# Information given
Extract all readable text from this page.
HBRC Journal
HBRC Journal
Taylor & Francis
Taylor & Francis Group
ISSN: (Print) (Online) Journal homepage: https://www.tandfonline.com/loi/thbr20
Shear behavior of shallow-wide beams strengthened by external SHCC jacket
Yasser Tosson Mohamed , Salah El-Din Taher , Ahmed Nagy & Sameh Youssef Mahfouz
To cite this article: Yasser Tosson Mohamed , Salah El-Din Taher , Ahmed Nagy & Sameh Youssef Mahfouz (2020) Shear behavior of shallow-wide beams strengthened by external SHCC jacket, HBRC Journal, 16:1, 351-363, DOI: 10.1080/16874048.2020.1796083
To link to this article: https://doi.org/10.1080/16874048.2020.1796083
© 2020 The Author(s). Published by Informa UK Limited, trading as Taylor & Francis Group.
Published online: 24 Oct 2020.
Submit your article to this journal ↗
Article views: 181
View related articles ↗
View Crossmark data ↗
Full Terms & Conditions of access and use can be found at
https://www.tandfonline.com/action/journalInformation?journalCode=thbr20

# The request
Write out each line of the data above again, exactly as given.

# Task response
Extract all readable text from this page.
HBRC Journal
HBRC Journal
Taylor & Francis
Taylor & Francis Group
ISSN: (Print) (Online) Journal homepage: https://www.tandfonline.com/loi/thbr20
Shear behavior of shallow-wide beams strengthened by external SHCC jacket
Yasser Tosson Mohamed , Salah El-Din Taher , Ahmed Nagy & Sameh Youssef Mahfouz
To cite this article: Yasser Tosson Mohamed , Salah El-Din Taher , Ahmed Nagy & Sameh Youssef Mahfouz (2020) Shear behavior of shallow-wide beams strengthened by external SHCC jacket, HBRC Journal, 16:1, 351-363, DOI: 10.1080/16874048.2020.1796083
To link to this article: https://doi.org/10.1080/16874048.2020.1796083
© 2020 The Author(s). Published by Informa UK Limited, trading as Taylor & Francis Group.
Published online: 24 Oct 2020.
Submit your article to this journal ↗
Article views: 181
View related articles ↗
View Crossmark data ↗
Full Terms & Conditions of access and use can be found at
https://www.tandfonline.com/action/journalInformation?journalCode=thbr20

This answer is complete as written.